REQUIREMENT:
Write out the whole listing again, exactly.

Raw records
-----

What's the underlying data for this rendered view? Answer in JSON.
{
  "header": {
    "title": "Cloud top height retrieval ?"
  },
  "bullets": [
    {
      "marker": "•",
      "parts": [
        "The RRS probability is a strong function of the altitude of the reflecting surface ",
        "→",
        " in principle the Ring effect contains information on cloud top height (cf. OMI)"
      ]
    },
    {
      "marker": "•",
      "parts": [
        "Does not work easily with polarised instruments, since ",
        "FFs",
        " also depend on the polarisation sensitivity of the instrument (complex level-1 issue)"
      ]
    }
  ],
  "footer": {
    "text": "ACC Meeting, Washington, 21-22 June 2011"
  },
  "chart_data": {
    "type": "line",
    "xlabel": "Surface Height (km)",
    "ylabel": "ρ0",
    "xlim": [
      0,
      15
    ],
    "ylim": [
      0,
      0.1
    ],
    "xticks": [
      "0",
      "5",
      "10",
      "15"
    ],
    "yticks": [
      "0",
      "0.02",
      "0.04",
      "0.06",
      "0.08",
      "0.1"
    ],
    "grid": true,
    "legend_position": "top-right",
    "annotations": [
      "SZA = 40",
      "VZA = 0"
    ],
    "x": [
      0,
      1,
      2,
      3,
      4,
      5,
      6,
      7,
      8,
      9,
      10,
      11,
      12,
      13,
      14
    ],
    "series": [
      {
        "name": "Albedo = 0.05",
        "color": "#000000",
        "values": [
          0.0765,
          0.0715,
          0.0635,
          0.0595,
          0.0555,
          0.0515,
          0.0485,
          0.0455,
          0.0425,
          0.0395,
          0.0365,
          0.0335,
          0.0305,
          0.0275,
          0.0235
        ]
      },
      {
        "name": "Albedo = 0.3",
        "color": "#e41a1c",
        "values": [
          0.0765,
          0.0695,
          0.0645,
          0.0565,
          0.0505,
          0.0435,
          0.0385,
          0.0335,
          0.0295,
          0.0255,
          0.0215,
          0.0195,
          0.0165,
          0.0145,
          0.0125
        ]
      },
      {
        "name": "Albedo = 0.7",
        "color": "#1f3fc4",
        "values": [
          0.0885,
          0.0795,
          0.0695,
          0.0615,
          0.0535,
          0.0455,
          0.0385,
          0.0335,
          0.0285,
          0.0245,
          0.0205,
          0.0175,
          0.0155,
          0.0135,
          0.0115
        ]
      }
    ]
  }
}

-----

TASK OUTPUT:
What's the underlying data for this rendered view? Answer in JSON.
{
  "header": {
    "title": "Cloud top height retrieval ?"
  },
  "bullets": [
    {
      "marker": "•",
      "parts": [
        "The RRS probability is a strong function of the altitude of the reflecting surface ",
        "→",
        " in principle the Ring effect contains information on cloud top height (cf. OMI)"
      ]
    },
    {
      "marker": "•",
      "parts": [
        "Does not work easily with polarised instruments, since ",
        "FFs",
        " also depend on the polarisation sensitivity of the instrument (complex level-1 issue)"
      ]
    }
  ],
  "footer": {
    "text": "ACC Meeting, Washington, 21-22 June 2011"
  },
  "chart_data": {
    "type": "line",
    "xlabel": "Surface Height (km)",
    "ylabel": "ρ0",
    "xlim": [
      0,
      15
    ],
    "ylim": [
      0,
      0.1
    ],
    "xticks": [
      "0",
      "5",
      "10",
      "15"
    ],
    "yticks": [
      "0",
      "0.02",
      "0.04",
      "0.06",
      "0.08",
      "0.1"
    ],
    "grid": true,
    "legend_position": "top-right",
    "annotations": [
      "SZA = 40",
      "VZA = 0"
    ],
    "x": [
      0,
      1,
      2,
      3,
      4,
      5,
      6,
      7,
      8,
      9,
      10,
      11,
      12,
      13,
      14
    ],
    "series": [
      {
        "name": "Albedo = 0.05",
        "color": "#000000",
        "values": [
          0.0765,
          0.0715,
          0.0635,
          0.0595,
          0.0555,
          0.0515,
          0.0485,
          0.0455,
          0.0425,
          0.0395,
          0.0365,
          0.0335,
          0.0305,
          0.0275,
          0.0235
        ]
      },
      {
        "name": "Albedo = 0.3",
        "color": "#e41a1c",
        "values": [
          0.0765,
          0.0695,
          0.0645,
          0.0565,
          0.0505,
          0.0435,
          0.0385,
          0.0335,
          0.0295,
          0.0255,
          0.0215,
          0.0195,
          0.0165,
          0.0145,
          0.0125
        ]
      },
      {
        "name": "Albedo = 0.7",
        "color": "#1f3fc4",
        "values": [
          0.0885,
          0.0795,
          0.0695,
          0.0615,
          0.0535,
          0.0455,
          0.0385,
          0.0335,
          0.0285,
          0.0245,
          0.0205,
          0.0175,
          0.0155,
          0.0135,
          0.0115
        ]
      }
    ]
  }
}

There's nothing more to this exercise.